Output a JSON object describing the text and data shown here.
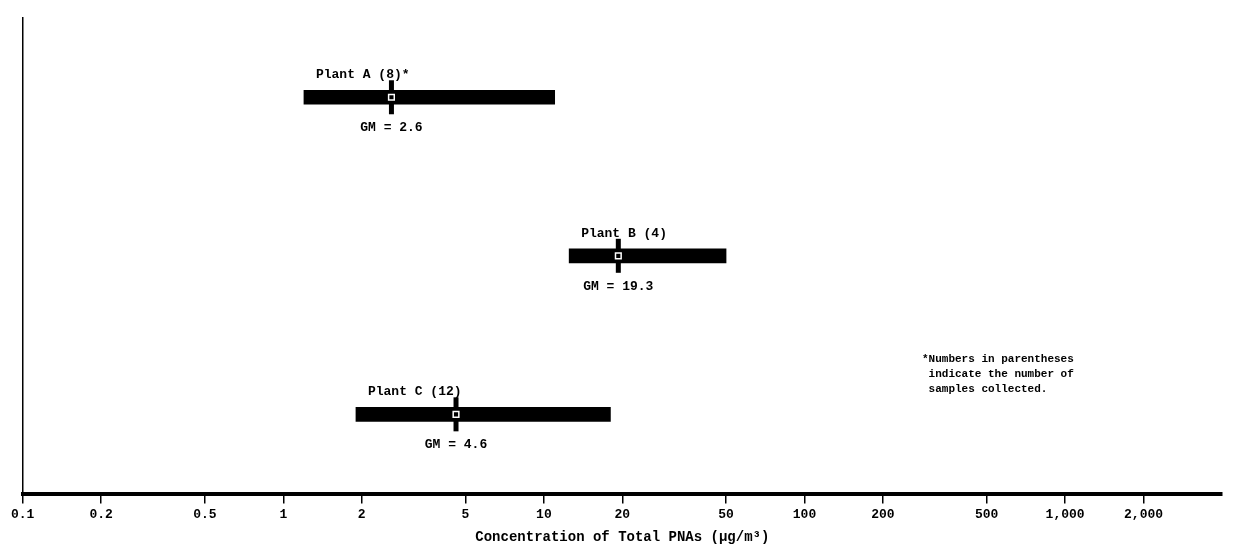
{
  "chart_data": {
    "type": "bar",
    "orientation": "horizontal",
    "tick_labels": "x",
    "grid": false,
    "legend": false,
    "xlabel": "Concentration of Total PNAs (μg/m³)",
    "categories": [
      "Plant A (8)*",
      "Plant B (4)",
      "Plant C (12)"
    ],
    "xlim": [
      0.1,
      4000
    ],
    "log": "x",
    "xticks": [
      0.1,
      0.2,
      0.5,
      1,
      2,
      5,
      10,
      20,
      50,
      100,
      200,
      500,
      {
        "value": 1000,
        "label": "1,000"
      },
      {
        "value": 2000,
        "label": "2,000"
      }
    ],
    "series": [
      {
        "type": "bar",
        "color": "#000000",
        "base": [
          1.2,
          12.5,
          1.9
        ],
        "values": [
          9.8,
          37.5,
          16.1
        ]
      },
      {
        "type": "scatter",
        "color": "#000000",
        "values": [
          2.6,
          19.3,
          4.6
        ],
        "value_labels": [
          "GM = 2.6",
          "GM = 19.3",
          "GM = 4.6"
        ]
      }
    ],
    "annotations": [
      "*Numbers in parentheses\n indicate the number of\n samples collected."
    ]
  }
}
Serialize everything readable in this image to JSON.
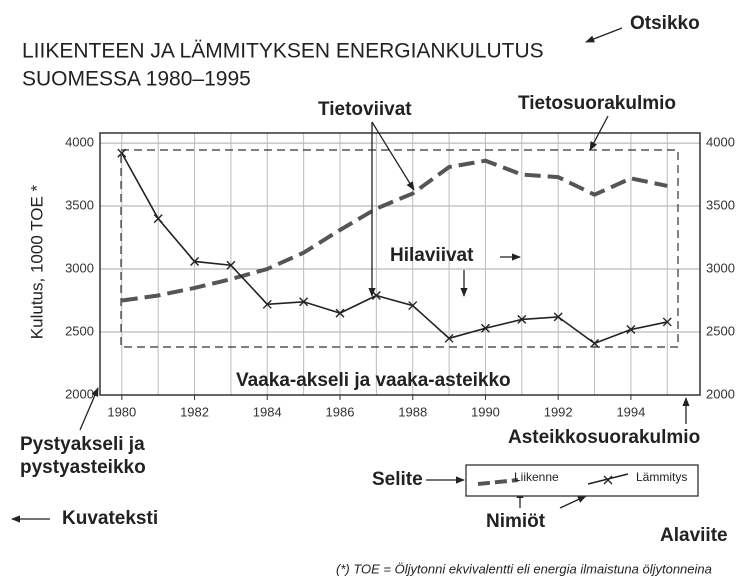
{
  "chart_data": {
    "type": "line",
    "title_lines": [
      "LIIKENTEEN JA LÄMMITYKSEN ENERGIANKULUTUS",
      "SUOMESSA 1980–1995"
    ],
    "ylabel": "Kulutus, 1000 TOE *",
    "x": [
      1980,
      1981,
      1982,
      1983,
      1984,
      1985,
      1986,
      1987,
      1988,
      1989,
      1990,
      1991,
      1992,
      1993,
      1994,
      1995
    ],
    "series": [
      {
        "name": "Liikenne",
        "color": "#555555",
        "style": "dashed",
        "values": [
          2750,
          2790,
          2850,
          2920,
          3000,
          3130,
          3310,
          3480,
          3600,
          3810,
          3860,
          3750,
          3730,
          3590,
          3720,
          3660
        ]
      },
      {
        "name": "Lämmitys",
        "color": "#222222",
        "style": "cross",
        "values": [
          3920,
          3400,
          3060,
          3030,
          2720,
          2740,
          2650,
          2790,
          2710,
          2450,
          2530,
          2600,
          2620,
          2410,
          2520,
          2580
        ]
      }
    ],
    "xlim": [
      1979.4,
      1995.9
    ],
    "ylim": [
      2000,
      4080
    ],
    "xticks": [
      1980,
      1982,
      1984,
      1986,
      1988,
      1990,
      1992,
      1994
    ],
    "yticks": [
      2000,
      2500,
      3000,
      3500,
      4000
    ],
    "grid": true,
    "legend": "bottom-right",
    "annotations": {
      "otsikko": "Otsikko",
      "tietoviivat": "Tietoviivat",
      "tietosuorakulmio": "Tietosuorakulmio",
      "hilaviivat": "Hilaviivat",
      "vaaka": "Vaaka-akseli ja vaaka-asteikko",
      "pysty": [
        "Pystyakseli ja",
        "pystyasteikko"
      ],
      "asteikko": "Asteikkosuorakulmio",
      "selite": "Selite",
      "nimiot": "Nimiöt",
      "kuvateksti": "Kuvateksti",
      "alaviite": "Alaviite"
    },
    "footnote": "(*) TOE = Öljytonni ekvivalentti eli energia ilmaistuna öljytonneina"
  }
}
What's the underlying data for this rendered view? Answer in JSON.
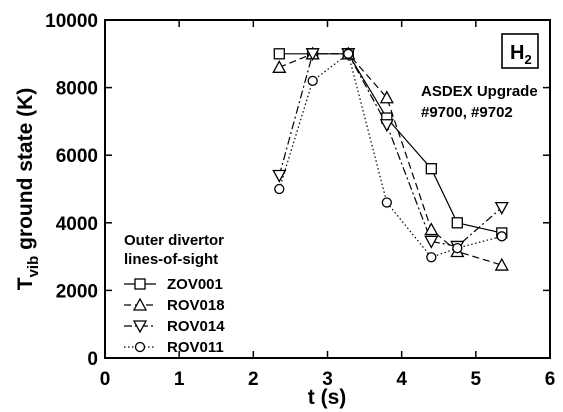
{
  "chart_data": {
    "type": "line",
    "xlabel": "t (s)",
    "ylabel_main": "T",
    "ylabel_sub": "vib",
    "ylabel_rest": " ground state (K)",
    "xlim": [
      0,
      6
    ],
    "ylim": [
      0,
      10000
    ],
    "xticks": [
      0,
      1,
      2,
      3,
      4,
      5,
      6
    ],
    "yticks": [
      0,
      2000,
      4000,
      6000,
      8000,
      10000
    ],
    "grid": false,
    "legend_position": "bottom-left",
    "legend_title_line1": "Outer divertor",
    "legend_title_line2": "lines-of-sight",
    "species_label_main": "H",
    "species_label_sub": "2",
    "annotation_line1": "ASDEX Upgrade",
    "annotation_line2": "#9700, #9702",
    "series": [
      {
        "name": "ZOV001",
        "marker": "square",
        "line_style": "solid",
        "x": [
          2.35,
          2.8,
          3.28,
          3.8,
          4.4,
          4.75,
          5.35
        ],
        "y": [
          9000,
          9000,
          9000,
          7100,
          5600,
          4000,
          3700
        ]
      },
      {
        "name": "ROV018",
        "marker": "triangle-up",
        "line_style": "dashed",
        "x": [
          2.35,
          2.8,
          3.28,
          3.8,
          4.4,
          4.75,
          5.35
        ],
        "y": [
          8600,
          9000,
          9000,
          7700,
          3800,
          3150,
          2750
        ]
      },
      {
        "name": "ROV014",
        "marker": "triangle-down",
        "line_style": "dashdot",
        "x": [
          2.35,
          2.8,
          3.28,
          3.8,
          4.4,
          4.75,
          5.35
        ],
        "y": [
          5400,
          9000,
          9000,
          6900,
          3450,
          3300,
          4450
        ]
      },
      {
        "name": "ROV011",
        "marker": "circle",
        "line_style": "dotted",
        "x": [
          2.35,
          2.8,
          3.28,
          3.8,
          4.4,
          4.75,
          5.35
        ],
        "y": [
          5000,
          8200,
          9000,
          4600,
          2980,
          3250,
          3600
        ]
      }
    ]
  }
}
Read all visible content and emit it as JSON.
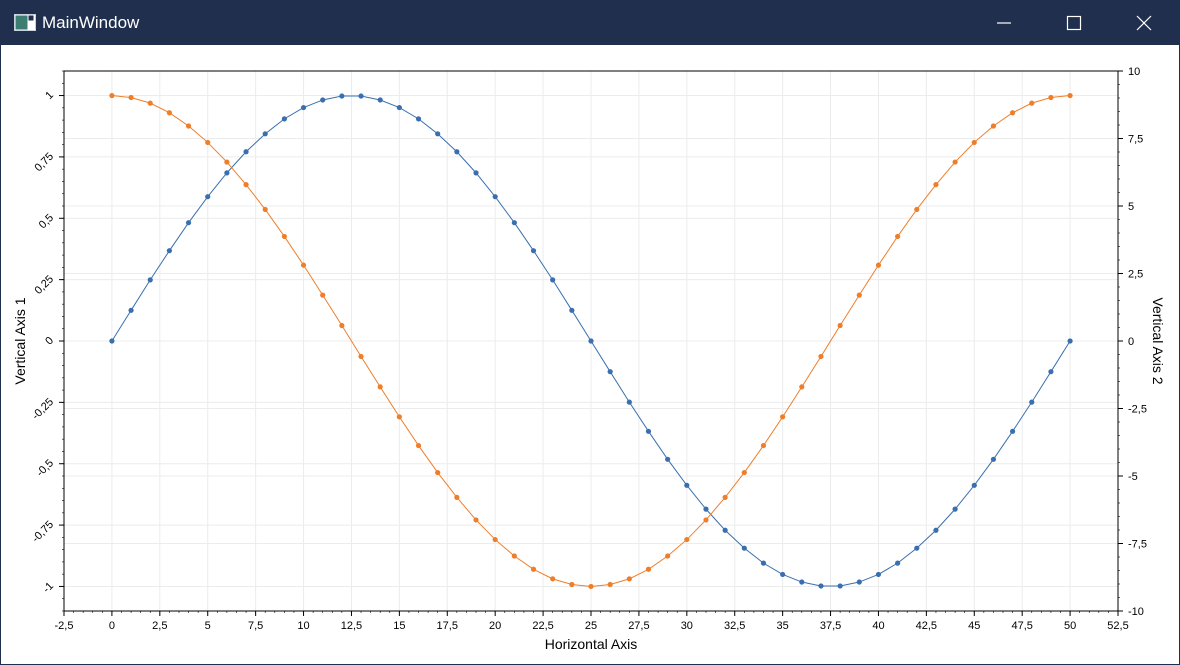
{
  "window": {
    "title": "MainWindow",
    "icons": {
      "app": "app-window-icon",
      "minimize": "minimize-icon",
      "maximize": "maximize-icon",
      "close": "close-icon"
    }
  },
  "colors": {
    "titlebar": "#1f2f4d",
    "series1": "#3a6faf",
    "series2": "#ef7e2a",
    "grid": "#ececec"
  },
  "chart_data": {
    "type": "line",
    "title": "",
    "xlabel": "Horizontal Axis",
    "ylabel": "Vertical Axis 1",
    "y2label": "Vertical Axis 2",
    "xlim": [
      -2.5,
      52.5
    ],
    "ylim": [
      -1.1,
      1.1
    ],
    "y2lim": [
      -10,
      10
    ],
    "grid": true,
    "x_ticks": [
      "-2,5",
      "0",
      "2,5",
      "5",
      "7,5",
      "10",
      "12,5",
      "15",
      "17,5",
      "20",
      "22,5",
      "25",
      "27,5",
      "30",
      "32,5",
      "35",
      "37,5",
      "40",
      "42,5",
      "45",
      "47,5",
      "50",
      "52,5"
    ],
    "y_ticks": [
      "-1",
      "-0,75",
      "-0,5",
      "-0,25",
      "0",
      "0,25",
      "0,5",
      "0,75",
      "1"
    ],
    "y2_ticks": [
      "-10",
      "-7,5",
      "-5",
      "-2,5",
      "0",
      "2,5",
      "5",
      "7,5",
      "10"
    ],
    "x": [
      0,
      1,
      2,
      3,
      4,
      5,
      6,
      7,
      8,
      9,
      10,
      11,
      12,
      13,
      14,
      15,
      16,
      17,
      18,
      19,
      20,
      21,
      22,
      23,
      24,
      25,
      26,
      27,
      28,
      29,
      30,
      31,
      32,
      33,
      34,
      35,
      36,
      37,
      38,
      39,
      40,
      41,
      42,
      43,
      44,
      45,
      46,
      47,
      48,
      49,
      50
    ],
    "series": [
      {
        "name": "",
        "axis": "y",
        "values": [
          0,
          0.125,
          0.249,
          0.368,
          0.482,
          0.588,
          0.685,
          0.771,
          0.844,
          0.905,
          0.951,
          0.982,
          0.998,
          0.998,
          0.982,
          0.951,
          0.905,
          0.844,
          0.771,
          0.685,
          0.588,
          0.482,
          0.368,
          0.249,
          0.125,
          0,
          -0.125,
          -0.249,
          -0.368,
          -0.482,
          -0.588,
          -0.685,
          -0.771,
          -0.844,
          -0.905,
          -0.951,
          -0.982,
          -0.998,
          -0.998,
          -0.982,
          -0.951,
          -0.905,
          -0.844,
          -0.771,
          -0.685,
          -0.588,
          -0.482,
          -0.368,
          -0.249,
          -0.125,
          0
        ]
      },
      {
        "name": "",
        "axis": "y",
        "values": [
          1,
          0.992,
          0.969,
          0.93,
          0.876,
          0.809,
          0.729,
          0.637,
          0.536,
          0.426,
          0.309,
          0.187,
          0.063,
          -0.063,
          -0.187,
          -0.309,
          -0.426,
          -0.536,
          -0.637,
          -0.729,
          -0.809,
          -0.876,
          -0.93,
          -0.969,
          -0.992,
          -1,
          -0.992,
          -0.969,
          -0.93,
          -0.876,
          -0.809,
          -0.729,
          -0.637,
          -0.536,
          -0.426,
          -0.309,
          -0.187,
          -0.063,
          0.063,
          0.187,
          0.309,
          0.426,
          0.536,
          0.637,
          0.729,
          0.809,
          0.876,
          0.93,
          0.969,
          0.992,
          1
        ]
      }
    ]
  }
}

What you are asked to do:
Copy, from the material above, each line in which the string "bottom" occurs.

Answer below:
    "legend": "bottom-right",
    "legend_position": "bottom-left",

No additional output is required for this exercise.